* Extracted records
····················

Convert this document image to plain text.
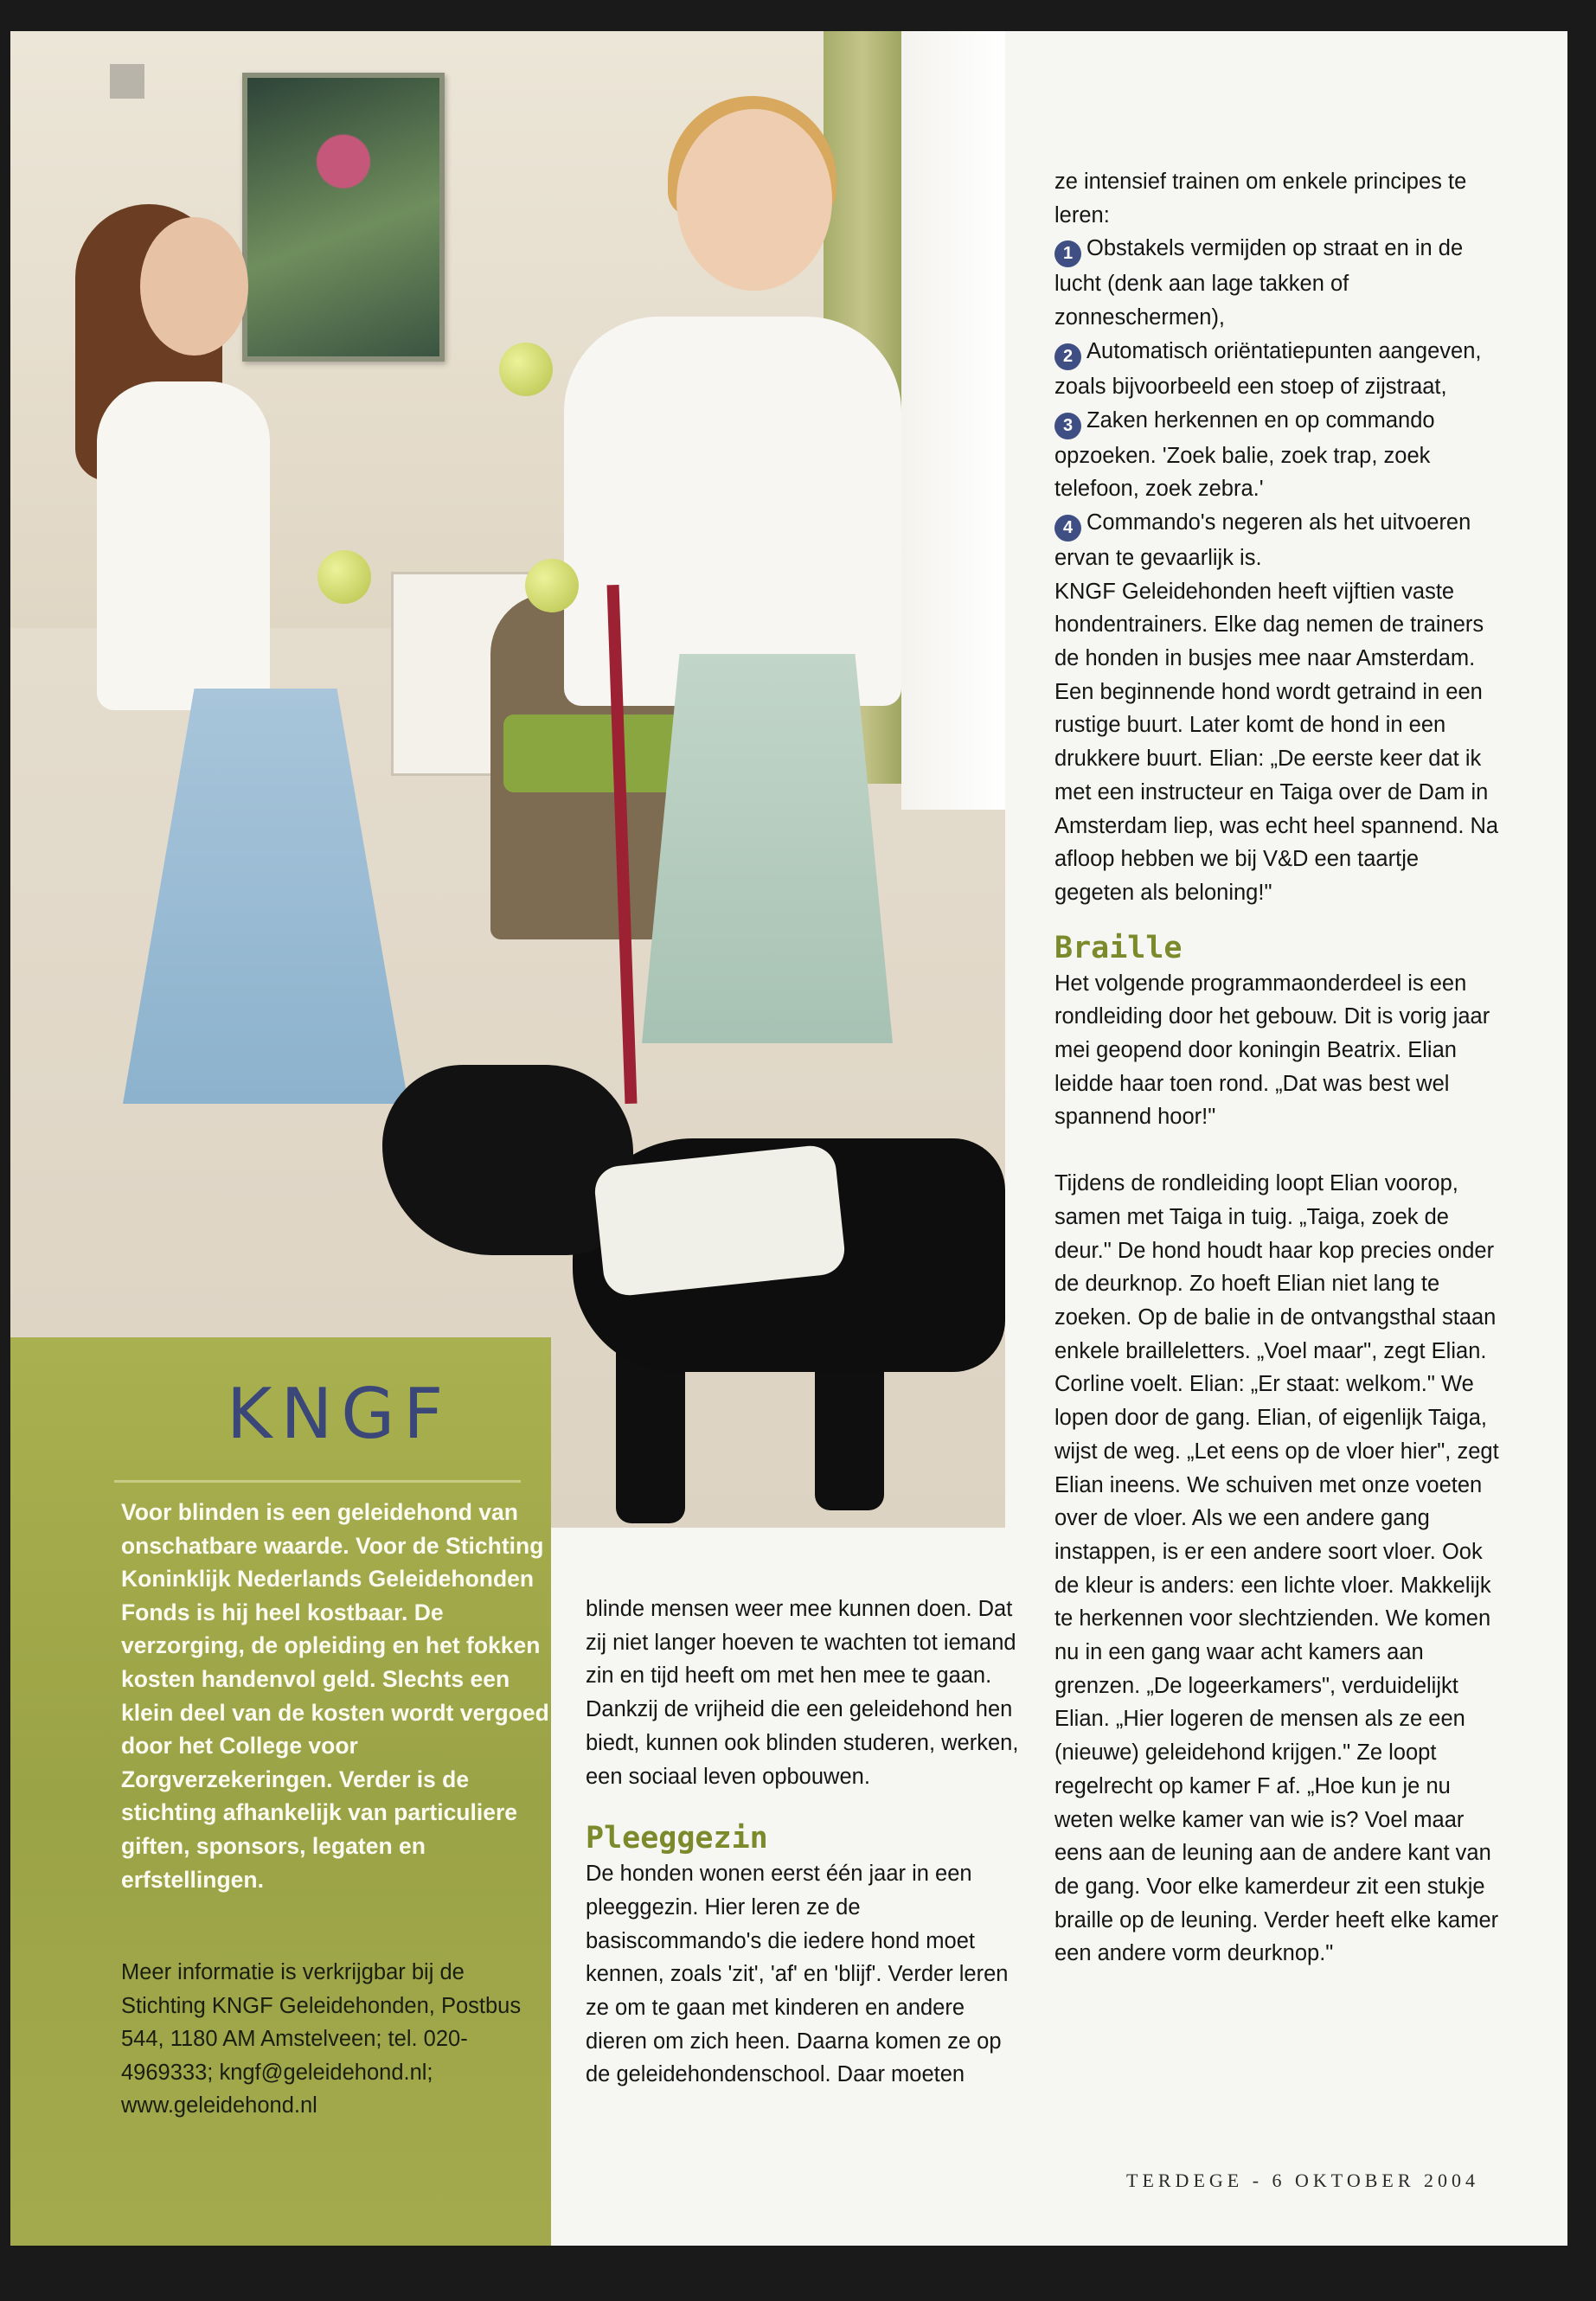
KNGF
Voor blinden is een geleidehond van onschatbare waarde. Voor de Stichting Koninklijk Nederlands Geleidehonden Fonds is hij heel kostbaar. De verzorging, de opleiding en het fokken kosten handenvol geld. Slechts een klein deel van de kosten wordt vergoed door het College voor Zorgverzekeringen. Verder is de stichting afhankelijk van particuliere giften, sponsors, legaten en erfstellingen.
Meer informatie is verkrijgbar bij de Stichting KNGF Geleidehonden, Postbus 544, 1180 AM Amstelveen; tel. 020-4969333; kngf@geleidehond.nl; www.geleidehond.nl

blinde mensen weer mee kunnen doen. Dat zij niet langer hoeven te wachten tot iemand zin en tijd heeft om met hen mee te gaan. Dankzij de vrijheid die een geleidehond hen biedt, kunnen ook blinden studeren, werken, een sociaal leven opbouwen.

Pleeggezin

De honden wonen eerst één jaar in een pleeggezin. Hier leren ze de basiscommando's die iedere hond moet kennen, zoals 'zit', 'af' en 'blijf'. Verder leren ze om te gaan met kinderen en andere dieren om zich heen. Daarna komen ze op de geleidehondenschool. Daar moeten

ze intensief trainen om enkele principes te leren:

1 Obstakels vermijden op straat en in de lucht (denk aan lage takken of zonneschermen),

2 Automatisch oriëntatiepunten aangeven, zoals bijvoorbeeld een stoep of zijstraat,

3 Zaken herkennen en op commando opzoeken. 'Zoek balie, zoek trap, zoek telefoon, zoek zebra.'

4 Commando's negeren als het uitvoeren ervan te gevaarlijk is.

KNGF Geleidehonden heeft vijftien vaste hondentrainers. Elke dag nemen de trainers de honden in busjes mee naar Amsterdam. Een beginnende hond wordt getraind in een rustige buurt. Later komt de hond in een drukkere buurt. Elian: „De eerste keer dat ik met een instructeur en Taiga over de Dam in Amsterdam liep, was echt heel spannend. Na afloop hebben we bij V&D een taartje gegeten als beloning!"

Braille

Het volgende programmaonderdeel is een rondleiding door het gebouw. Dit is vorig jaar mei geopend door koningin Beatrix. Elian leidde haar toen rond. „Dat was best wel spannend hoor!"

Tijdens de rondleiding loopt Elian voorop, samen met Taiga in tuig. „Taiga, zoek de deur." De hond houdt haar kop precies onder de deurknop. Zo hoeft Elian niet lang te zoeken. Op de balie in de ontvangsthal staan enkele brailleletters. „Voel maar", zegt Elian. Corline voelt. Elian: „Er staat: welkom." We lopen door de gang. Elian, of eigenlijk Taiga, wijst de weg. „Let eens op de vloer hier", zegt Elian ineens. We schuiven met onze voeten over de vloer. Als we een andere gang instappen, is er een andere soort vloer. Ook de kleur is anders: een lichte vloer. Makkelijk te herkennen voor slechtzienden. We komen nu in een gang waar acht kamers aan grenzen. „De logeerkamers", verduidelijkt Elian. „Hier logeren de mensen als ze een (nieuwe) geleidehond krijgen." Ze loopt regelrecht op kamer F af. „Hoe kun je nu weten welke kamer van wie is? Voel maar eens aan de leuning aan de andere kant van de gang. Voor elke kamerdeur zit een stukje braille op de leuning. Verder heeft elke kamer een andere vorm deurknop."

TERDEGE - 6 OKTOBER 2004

····················

The data should be printed again unchanged; leave its pictures out.

* Final result
Convert this document image to plain text.
KNGF
Voor blinden is een geleidehond van onschatbare waarde. Voor de Stichting Koninklijk Nederlands Geleidehonden Fonds is hij heel kostbaar. De verzorging, de opleiding en het fokken kosten handenvol geld. Slechts een klein deel van de kosten wordt vergoed door het College voor Zorgverzekeringen. Verder is de stichting afhankelijk van particuliere giften, sponsors, legaten en erfstellingen.
Meer informatie is verkrijgbar bij de Stichting KNGF Geleidehonden, Postbus 544, 1180 AM Amstelveen; tel. 020-4969333; kngf@geleidehond.nl; www.geleidehond.nl

blinde mensen weer mee kunnen doen. Dat zij niet langer hoeven te wachten tot iemand zin en tijd heeft om met hen mee te gaan. Dankzij de vrijheid die een geleidehond hen biedt, kunnen ook blinden studeren, werken, een sociaal leven opbouwen.

Pleeggezin

De honden wonen eerst één jaar in een pleeggezin. Hier leren ze de basiscommando's die iedere hond moet kennen, zoals 'zit', 'af' en 'blijf'. Verder leren ze om te gaan met kinderen en andere dieren om zich heen. Daarna komen ze op de geleidehondenschool. Daar moeten

ze intensief trainen om enkele principes te leren:

1 Obstakels vermijden op straat en in de lucht (denk aan lage takken of zonneschermen),

2 Automatisch oriëntatiepunten aangeven, zoals bijvoorbeeld een stoep of zijstraat,

3 Zaken herkennen en op commando opzoeken. 'Zoek balie, zoek trap, zoek telefoon, zoek zebra.'

4 Commando's negeren als het uitvoeren ervan te gevaarlijk is.

KNGF Geleidehonden heeft vijftien vaste hondentrainers. Elke dag nemen de trainers de honden in busjes mee naar Amsterdam. Een beginnende hond wordt getraind in een rustige buurt. Later komt de hond in een drukkere buurt. Elian: „De eerste keer dat ik met een instructeur en Taiga over de Dam in Amsterdam liep, was echt heel spannend. Na afloop hebben we bij V&D een taartje gegeten als beloning!"

Braille

Het volgende programmaonderdeel is een rondleiding door het gebouw. Dit is vorig jaar mei geopend door koningin Beatrix. Elian leidde haar toen rond. „Dat was best wel spannend hoor!"

Tijdens de rondleiding loopt Elian voorop, samen met Taiga in tuig. „Taiga, zoek de deur." De hond houdt haar kop precies onder de deurknop. Zo hoeft Elian niet lang te zoeken. Op de balie in de ontvangsthal staan enkele brailleletters. „Voel maar", zegt Elian. Corline voelt. Elian: „Er staat: welkom." We lopen door de gang. Elian, of eigenlijk Taiga, wijst de weg. „Let eens op de vloer hier", zegt Elian ineens. We schuiven met onze voeten over de vloer. Als we een andere gang instappen, is er een andere soort vloer. Ook de kleur is anders: een lichte vloer. Makkelijk te herkennen voor slechtzienden. We komen nu in een gang waar acht kamers aan grenzen. „De logeerkamers", verduidelijkt Elian. „Hier logeren de mensen als ze een (nieuwe) geleidehond krijgen." Ze loopt regelrecht op kamer F af. „Hoe kun je nu weten welke kamer van wie is? Voel maar eens aan de leuning aan de andere kant van de gang. Voor elke kamerdeur zit een stukje braille op de leuning. Verder heeft elke kamer een andere vorm deurknop."

TERDEGE - 6 OKTOBER 2004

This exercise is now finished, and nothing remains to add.